• _Job_: Leave out the pictures and transcribe the rest of the records exactly.
= = =
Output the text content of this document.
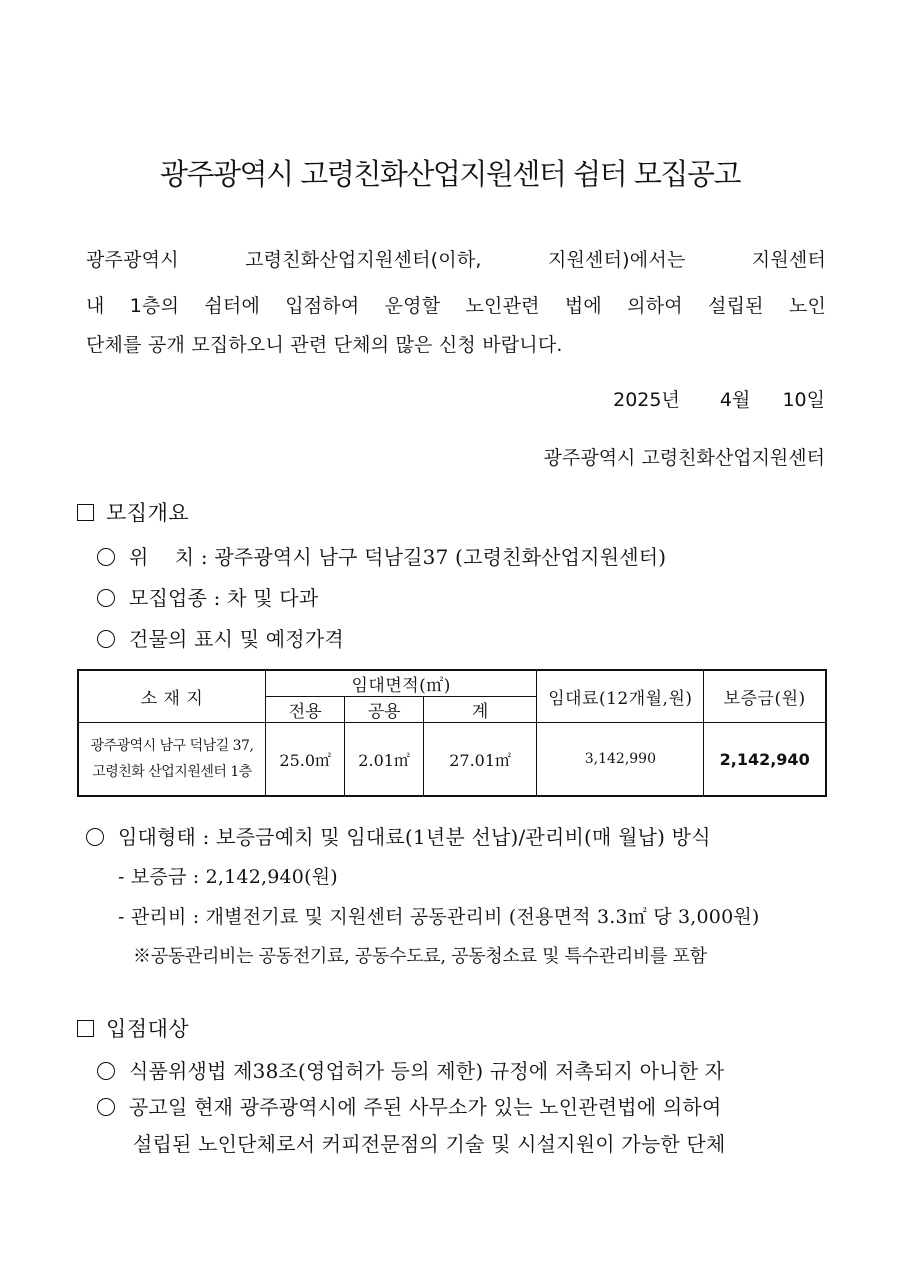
광주광역시 고령친화산업지원센터 쉼터 모집공고
광주광역시 고령친화산업지원센터(이하, 지원센터)에서는 지원센터
내 1층의 쉼터에 입점하여 운영할 노인관련 법에 의하여 설립된 노인
단체를 공개 모집하오니 관련 단체의 많은 신청 바랍니다.
2025년 4월 10일
광주광역시 고령친화산업지원센터
모집개요
위    치 : 광주광역시 남구 덕남길37 (고령친화산업지원센터)
모집업종 : 차 및 다과
건물의 표시 및 예정가격
소 재 지	임대면적(㎡)			임대료(12개월,원)	보증금(원)
	전용	공용	계		

광주광역시 남구 덕남길 37,
고령친화 산업지원센터 1층	25.0㎡	2.01㎡	27.01㎡	3,142,990	2,142,940
임대형태 : 보증금예치 및 임대료(1년분 선납)/관리비(매 월납) 방식
- 보증금 : 2,142,940(원)
- 관리비 : 개별전기료 및 지원센터 공동관리비 (전용면적 3.3㎡ 당 3,000원)
※공동관리비는 공동전기료, 공동수도료, 공동청소료 및 특수관리비를 포함
입점대상
식품위생법 제38조(영업허가 등의 제한) 규정에 저촉되지 아니한 자
공고일 현재 광주광역시에 주된 사무소가 있는 노인관련법에 의하여
설립된 노인단체로서 커피전문점의 기술 및 시설지원이 가능한 단체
= = =
• _Response for this exercise_:
Output the text content of this document.
광주광역시 고령친화산업지원센터 쉼터 모집공고
광주광역시 고령친화산업지원센터(이하, 지원센터)에서는 지원센터
내 1층의 쉼터에 입점하여 운영할 노인관련 법에 의하여 설립된 노인
단체를 공개 모집하오니 관련 단체의 많은 신청 바랍니다.
2025년 4월 10일
광주광역시 고령친화산업지원센터
모집개요
위    치 : 광주광역시 남구 덕남길37 (고령친화산업지원센터)
모집업종 : 차 및 다과
건물의 표시 및 예정가격
소 재 지	임대면적(㎡)			임대료(12개월,원)	보증금(원)
	전용	공용	계		

광주광역시 남구 덕남길 37,
고령친화 산업지원센터 1층	25.0㎡	2.01㎡	27.01㎡	3,142,990	2,142,940
임대형태 : 보증금예치 및 임대료(1년분 선납)/관리비(매 월납) 방식
- 보증금 : 2,142,940(원)
- 관리비 : 개별전기료 및 지원센터 공동관리비 (전용면적 3.3㎡ 당 3,000원)
※공동관리비는 공동전기료, 공동수도료, 공동청소료 및 특수관리비를 포함
입점대상
식품위생법 제38조(영업허가 등의 제한) 규정에 저촉되지 아니한 자
공고일 현재 광주광역시에 주된 사무소가 있는 노인관련법에 의하여
설립된 노인단체로서 커피전문점의 기술 및 시설지원이 가능한 단체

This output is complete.